> [Record list]
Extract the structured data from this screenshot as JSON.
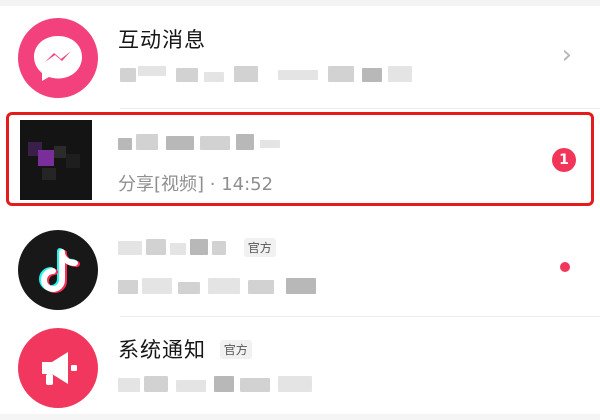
{
  "messages": [
    {
      "title": "互动消息",
      "subtitle": "",
      "trailing": "chevron",
      "trailing_glyph": "›",
      "icon": "message-bubble-icon"
    },
    {
      "title": "",
      "subtitle": "分享[视频] · 14:52",
      "unread_count": "1",
      "icon": "mosaic-avatar"
    },
    {
      "title": "",
      "official_label": "官方",
      "subtitle": "",
      "trailing": "red-dot",
      "icon": "tiktok-note-icon"
    },
    {
      "title": "系统通知",
      "official_label": "官方",
      "subtitle": "",
      "icon": "megaphone-icon"
    }
  ],
  "colors": {
    "accent_red": "#f2365a",
    "interactive_pink": "#f2417c",
    "douyin_black": "#181818",
    "highlight_border": "#e51a1a"
  }
}
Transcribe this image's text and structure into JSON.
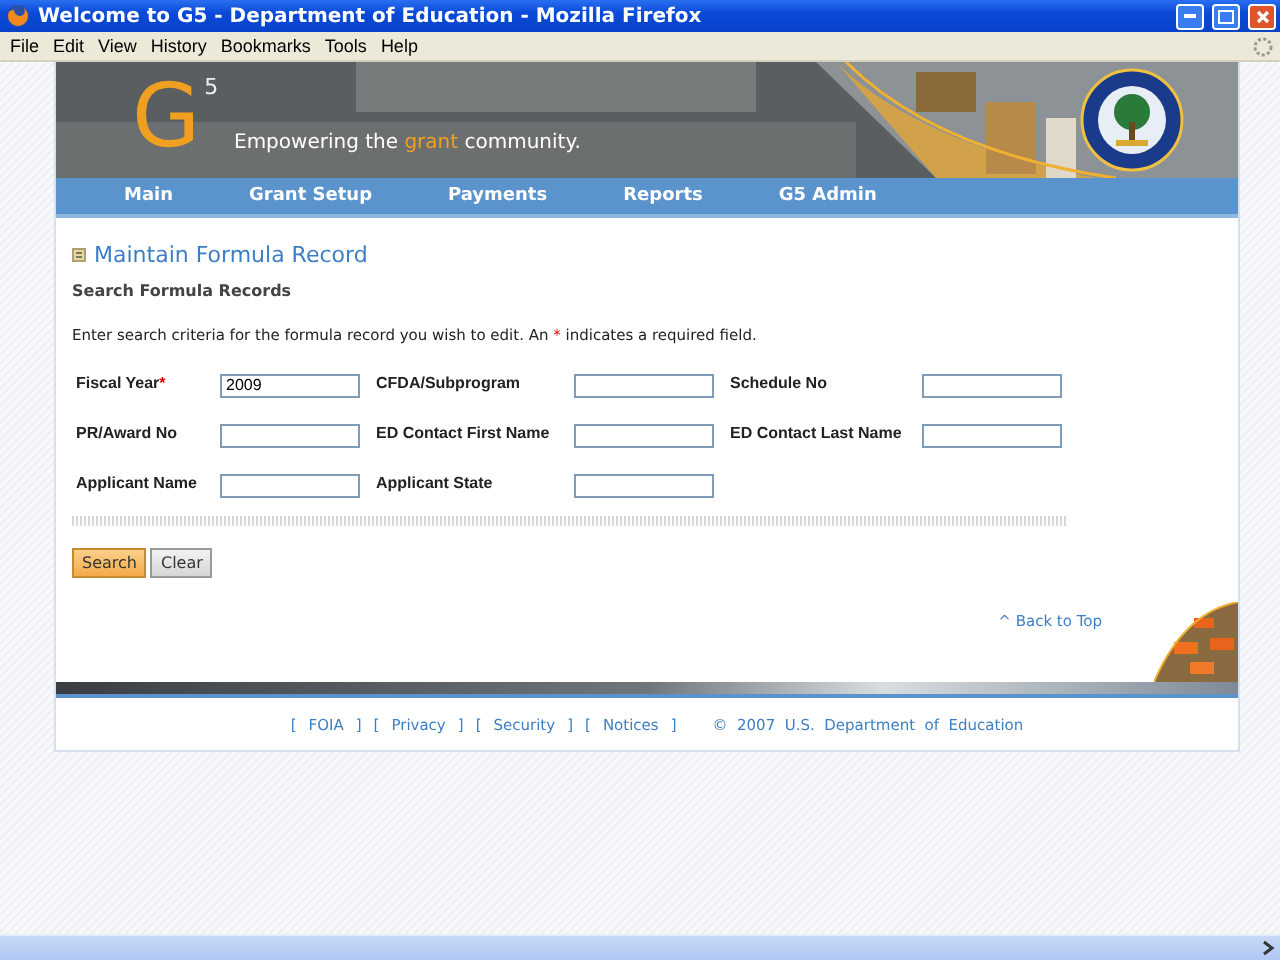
{
  "window": {
    "title": "Welcome to G5 - Department of Education - Mozilla Firefox"
  },
  "menu": [
    "File",
    "Edit",
    "View",
    "History",
    "Bookmarks",
    "Tools",
    "Help"
  ],
  "banner": {
    "logo_letter": "G",
    "logo_superscript": "5",
    "tagline_before": "Empowering the ",
    "tagline_highlight": "grant",
    "tagline_after": " community."
  },
  "nav": [
    "Main",
    "Grant Setup",
    "Payments",
    "Reports",
    "G5 Admin"
  ],
  "page": {
    "title": "Maintain Formula Record",
    "subtitle": "Search Formula Records",
    "instructions_before": "Enter search criteria for the formula record you wish to edit. An ",
    "required_mark": "*",
    "instructions_after": " indicates a required field."
  },
  "fields": [
    {
      "label": "Fiscal Year",
      "required": true,
      "value": "2009"
    },
    {
      "label": "CFDA/Subprogram",
      "required": false
    },
    {
      "label": "Schedule No",
      "required": false
    },
    {
      "label": "PR/Award No",
      "required": false
    },
    {
      "label": "ED Contact First Name",
      "required": false
    },
    {
      "label": "ED Contact Last Name",
      "required": false
    },
    {
      "label": "Applicant Name",
      "required": false
    },
    {
      "label": "Applicant State",
      "required": false
    }
  ],
  "buttons": [
    {
      "label": "Search",
      "kind": "primary"
    },
    {
      "label": "Clear",
      "kind": "secondary"
    }
  ],
  "back_to_top": "^ Back to Top",
  "footer": {
    "links": [
      {
        "open": "[",
        "label": "FOIA",
        "close": "]"
      },
      {
        "open": "[",
        "label": "Privacy",
        "close": "]"
      },
      {
        "open": "[",
        "label": "Security",
        "close": "]"
      },
      {
        "open": "[",
        "label": "Notices",
        "close": "]"
      }
    ],
    "copyright": "©  2007  U.S.  Department  of  Education"
  }
}
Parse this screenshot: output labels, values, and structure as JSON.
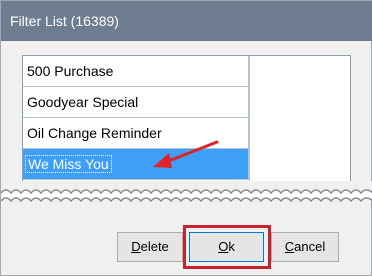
{
  "window": {
    "title": "Filter List (16389)"
  },
  "list": {
    "items": [
      {
        "label": "500 Purchase",
        "selected": false
      },
      {
        "label": "Goodyear Special",
        "selected": false
      },
      {
        "label": "Oil Change Reminder",
        "selected": false
      },
      {
        "label": "We Miss You",
        "selected": true
      }
    ]
  },
  "buttons": {
    "delete": {
      "accel": "D",
      "rest": "elete"
    },
    "ok": {
      "accel": "O",
      "rest": "k"
    },
    "cancel": {
      "accel": "C",
      "rest": "ancel"
    }
  },
  "colors": {
    "titlebar": "#6e7c8f",
    "selection": "#3d9ff5",
    "callout": "#c8232c"
  },
  "icons": [
    "pointer-arrow-icon"
  ]
}
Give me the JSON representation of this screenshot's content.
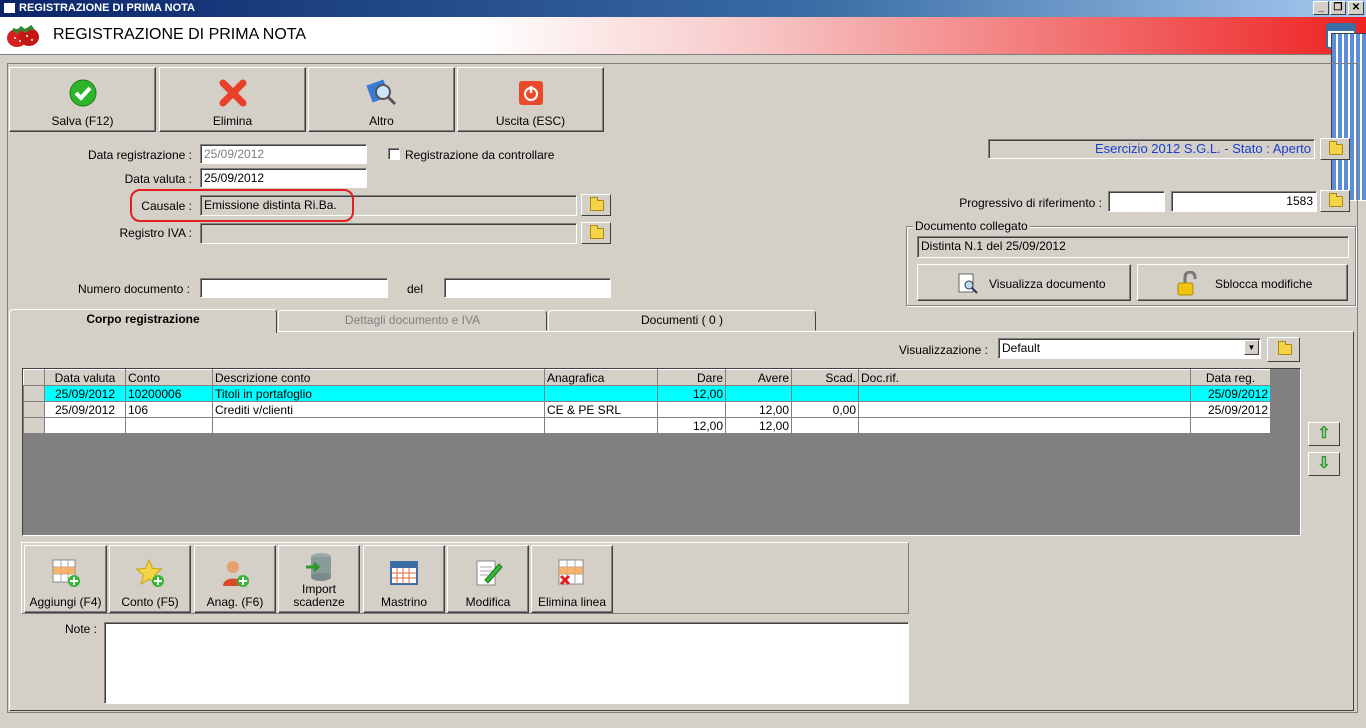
{
  "window": {
    "title": "REGISTRAZIONE DI PRIMA NOTA",
    "minimize": "_",
    "restore": "❐",
    "close": "✕"
  },
  "header": {
    "title": "REGISTRAZIONE DI PRIMA NOTA"
  },
  "toolbar": {
    "save": "Salva (F12)",
    "delete": "Elimina",
    "other": "Altro",
    "exit": "Uscita (ESC)"
  },
  "form": {
    "data_registrazione_label": "Data registrazione :",
    "data_registrazione_value": "25/09/2012",
    "da_controllare_label": "Registrazione da controllare",
    "data_valuta_label": "Data valuta :",
    "data_valuta_value": "25/09/2012",
    "causale_label": "Causale :",
    "causale_value": "Emissione distinta Ri.Ba.",
    "registro_iva_label": "Registro IVA :",
    "registro_iva_value": "",
    "numero_documento_label": "Numero documento :",
    "numero_documento_value": "",
    "del_label": "del",
    "del_value": ""
  },
  "right": {
    "esercizio": "Esercizio 2012 S.G.L. - Stato : Aperto",
    "progressivo_label": "Progressivo di riferimento :",
    "progressivo_a": "",
    "progressivo_b": "1583",
    "documento_collegato_title": "Documento collegato",
    "documento_collegato_value": "Distinta N.1 del 25/09/2012",
    "visualizza_documento": "Visualizza documento",
    "sblocca_modifiche": "Sblocca modifiche"
  },
  "tabs": [
    {
      "label": "Corpo registrazione"
    },
    {
      "label": "Dettagli documento e IVA"
    },
    {
      "label": "Documenti ( 0 )"
    }
  ],
  "view": {
    "label": "Visualizzazione :",
    "selected": "Default"
  },
  "grid": {
    "columns": [
      "Data valuta",
      "Conto",
      "Descrizione conto",
      "Anagrafica",
      "Dare",
      "Avere",
      "Scad.",
      "Doc.rif.",
      "Data reg."
    ],
    "rows": [
      [
        "25/09/2012",
        "10200006",
        "Titoli in portafoglio",
        "",
        "12,00",
        "",
        "",
        "",
        "25/09/2012"
      ],
      [
        "25/09/2012",
        "106",
        "Crediti v/clienti",
        "CE & PE SRL",
        "",
        "12,00",
        "0,00",
        "",
        "25/09/2012"
      ],
      [
        "",
        "",
        "",
        "",
        "12,00",
        "12,00",
        "",
        "",
        ""
      ]
    ]
  },
  "actions": {
    "aggiungi": "Aggiungi (F4)",
    "conto": "Conto (F5)",
    "anag": "Anag. (F6)",
    "import_1": "Import",
    "import_2": "scadenze",
    "mastrino": "Mastrino",
    "modifica": "Modifica",
    "elimina_linea": "Elimina linea"
  },
  "note": {
    "label": "Note :",
    "value": ""
  },
  "colors": {
    "selected_row": "#00ffff",
    "window_bg": "#d4d0c8",
    "title_blue": "#0a246a",
    "highlight_circle": "#e02020"
  },
  "icons": [
    "check-icon",
    "delete-x-icon",
    "search-icon",
    "power-icon",
    "folder-icon",
    "lock-icon",
    "arrow-up-icon",
    "arrow-down-icon",
    "calendar-icon",
    "strawberry-icon"
  ]
}
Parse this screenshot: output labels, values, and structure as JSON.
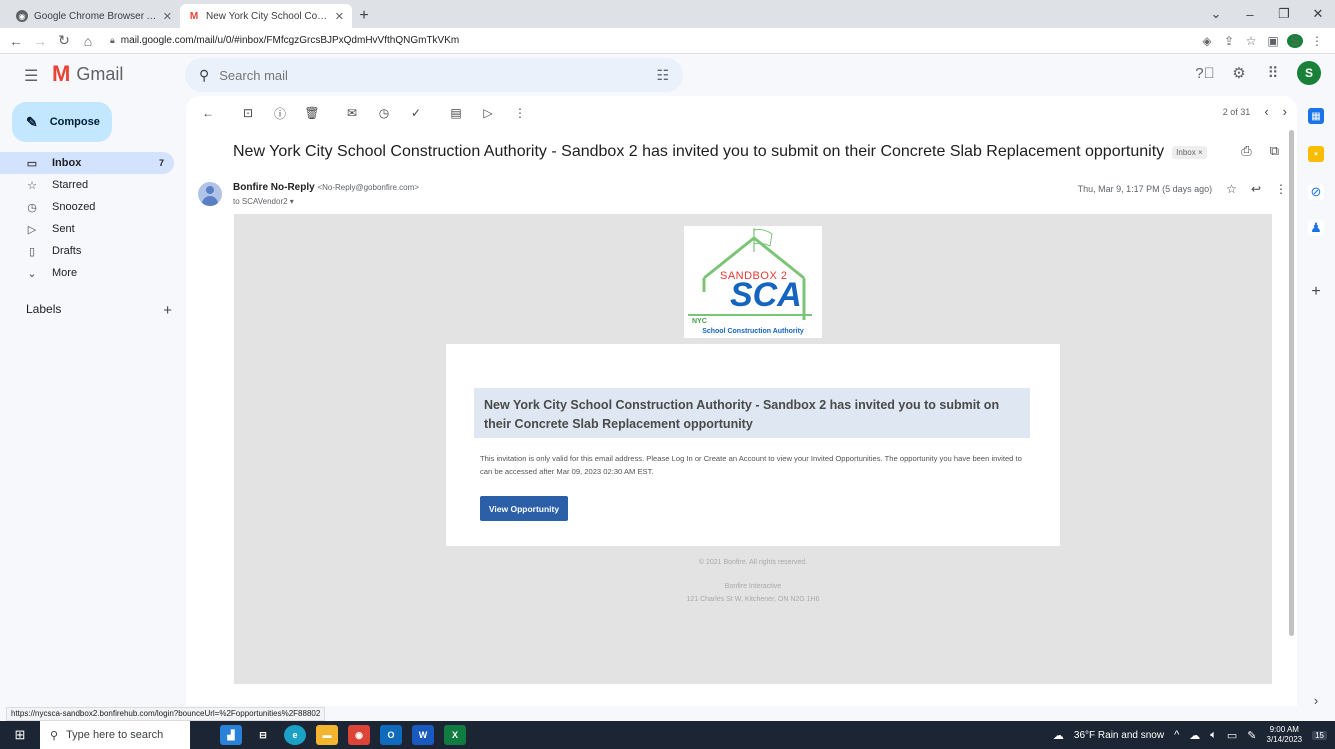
{
  "browser": {
    "tabs": [
      {
        "title": "Google Chrome Browser Applicat",
        "active": false
      },
      {
        "title": "New York City School Constructi",
        "active": true
      }
    ],
    "url": "mail.google.com/mail/u/0/#inbox/FMfcgzGrcsBJPxQdmHvVfthQNGmTkVKm",
    "status_url": "https://nycsca-sandbox2.bonfirehub.com/login?bounceUrl=%2Fopportunities%2F88802"
  },
  "gmail": {
    "app_name": "Gmail",
    "search_placeholder": "Search mail",
    "avatar_letter": "S",
    "compose_label": "Compose",
    "nav": [
      {
        "label": "Inbox",
        "count": "7",
        "icon": "inbox-icon",
        "glyph": "▭"
      },
      {
        "label": "Starred",
        "count": "",
        "icon": "star-icon",
        "glyph": "☆"
      },
      {
        "label": "Snoozed",
        "count": "",
        "icon": "clock-icon",
        "glyph": "◷"
      },
      {
        "label": "Sent",
        "count": "",
        "icon": "send-icon",
        "glyph": "▷"
      },
      {
        "label": "Drafts",
        "count": "",
        "icon": "draft-icon",
        "glyph": "▯"
      },
      {
        "label": "More",
        "count": "",
        "icon": "chevron-down-icon",
        "glyph": "⌄"
      }
    ],
    "labels_heading": "Labels",
    "pager": "2 of 31"
  },
  "email": {
    "subject": "New York City School Construction Authority - Sandbox 2 has invited you to submit on their Concrete Slab Replacement opportunity",
    "label_chip": "Inbox ×",
    "sender_name": "Bonfire No-Reply",
    "sender_email": "<No-Reply@gobonfire.com>",
    "to": "to SCAVendor2 ▾",
    "date": "Thu, Mar 9, 1:17 PM (5 days ago)",
    "logo": {
      "sandbox_text": "SANDBOX 2",
      "sca_text": "SCA",
      "nyc_text": "NYC",
      "full_name": "School Construction Authority"
    },
    "callout": "New York City School Construction Authority - Sandbox 2 has invited you to submit on their Concrete Slab Replacement opportunity",
    "body_text": "This invitation is only valid for this email address. Please Log In or Create an Account to view your Invited Opportunities. The opportunity you have been invited to can be accessed after Mar 09, 2023 02:30 AM EST.",
    "button_label": "View Opportunity",
    "footer_copyright": "© 2021 Bonfire. All rights reserved.",
    "footer_company": "Bonfire Interactive",
    "footer_address": "121 Charles St W, Kitchener, ON N2G 1H6"
  },
  "taskbar": {
    "search_placeholder": "Type here to search",
    "weather": "36°F Rain and snow",
    "time": "9:00 AM",
    "date": "3/14/2023",
    "notification_count": "15"
  }
}
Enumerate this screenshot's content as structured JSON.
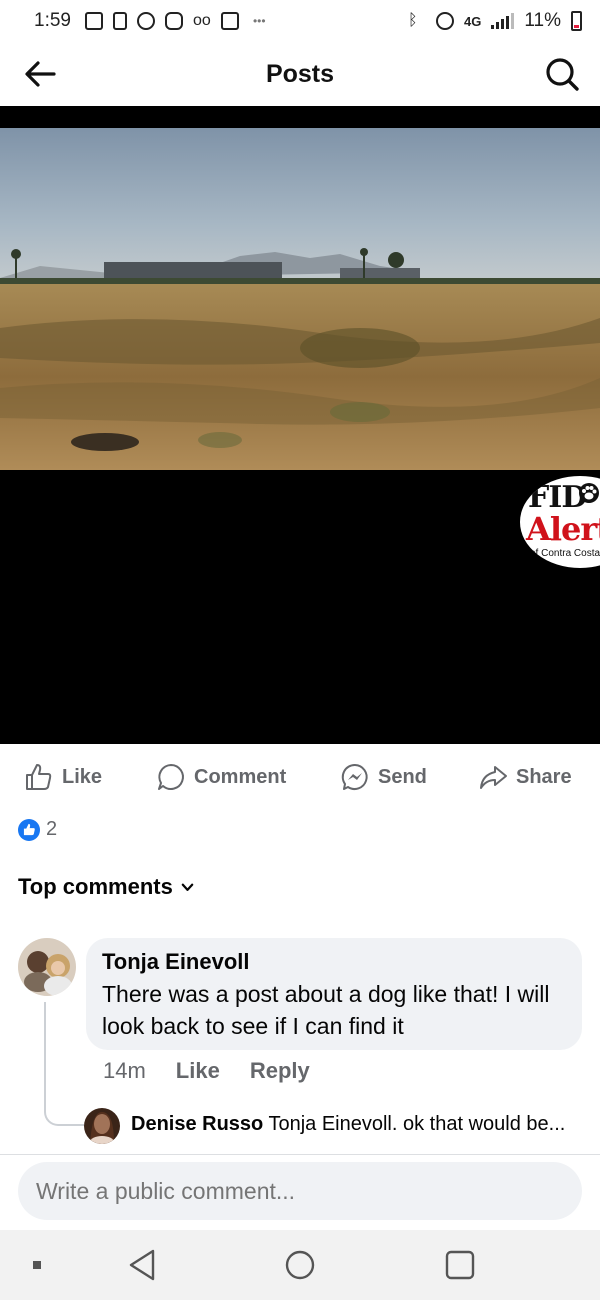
{
  "status_bar": {
    "time": "1:59",
    "battery": "11%",
    "network": "4G"
  },
  "header": {
    "title": "Posts"
  },
  "media": {
    "logo_line1": "FID",
    "logo_line2": "Alert",
    "logo_line3": "of Contra Costa Coun"
  },
  "actions": {
    "like": "Like",
    "comment": "Comment",
    "send": "Send",
    "share": "Share"
  },
  "reactions": {
    "count": "2"
  },
  "comments_section": {
    "filter_label": "Top comments"
  },
  "comment": {
    "author": "Tonja Einevoll",
    "text": "There was a post about a dog like that! I will look back to see if I can find it",
    "time": "14m",
    "like_label": "Like",
    "reply_label": "Reply"
  },
  "reply": {
    "author": "Denise Russo",
    "text": "Tonja Einevoll. ok that would be..."
  },
  "composer": {
    "placeholder": "Write a public comment..."
  },
  "colors": {
    "accent": "#1877f2",
    "secondary_text": "#65676b",
    "bubble": "#f0f2f5"
  }
}
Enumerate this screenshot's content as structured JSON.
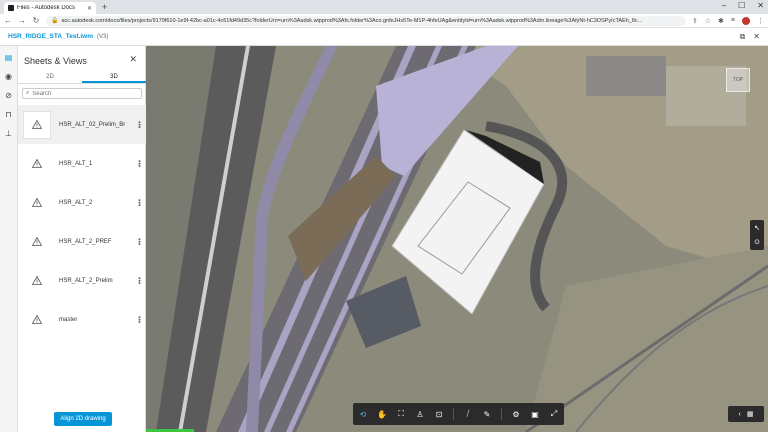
{
  "browser": {
    "tab_title": "Files - Autodesk Docs",
    "url": "acc.autodesk.com/docs/files/projects/9179f610-1e9f-42bc-a01c-4c61fd49d35c?folderUrn=urn%3Aadsk.wipprod%3Afs.folder%3Aco.gnfeJHs5Te-M1P-4hfeUAg&entityId=urn%3Aadsk.wipprod%3Adm.lineage%3AfyNt-hC3OSPyIcTAEh_8c..."
  },
  "header": {
    "file_name": "HSR_RIDGE_STA_Test.iwm",
    "version": "(V3)"
  },
  "panel": {
    "title": "Sheets & Views",
    "tabs": [
      "2D",
      "3D"
    ],
    "active_tab": "3D",
    "search_placeholder": "Search",
    "items": [
      {
        "name": "HSR_ALT_02_Prelim_Br"
      },
      {
        "name": "HSR_ALT_1"
      },
      {
        "name": "HSR_ALT_2"
      },
      {
        "name": "HSR_ALT_2_PREF"
      },
      {
        "name": "HSR_ALT_2_Prelim"
      },
      {
        "name": "master"
      }
    ],
    "align_button": "Align 2D drawing"
  },
  "viewer": {
    "viewcube_label": "TOP"
  },
  "colors": {
    "accent": "#0696d7",
    "toolbar_bg": "#2b2b2b"
  }
}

> [Written problem]
Make a copy of each line that contains the string "York".

> [Full output]
        "title": "New York City School Constructi",
    "subject": "New York City School Construction Authority - Sandbox 2 has invited you to submit on their Concrete Slab Replacement opportunity",
    "callout": "New York City School Construction Authority - Sandbox 2 has invited you to submit on their Concrete Slab Replacement opportunity",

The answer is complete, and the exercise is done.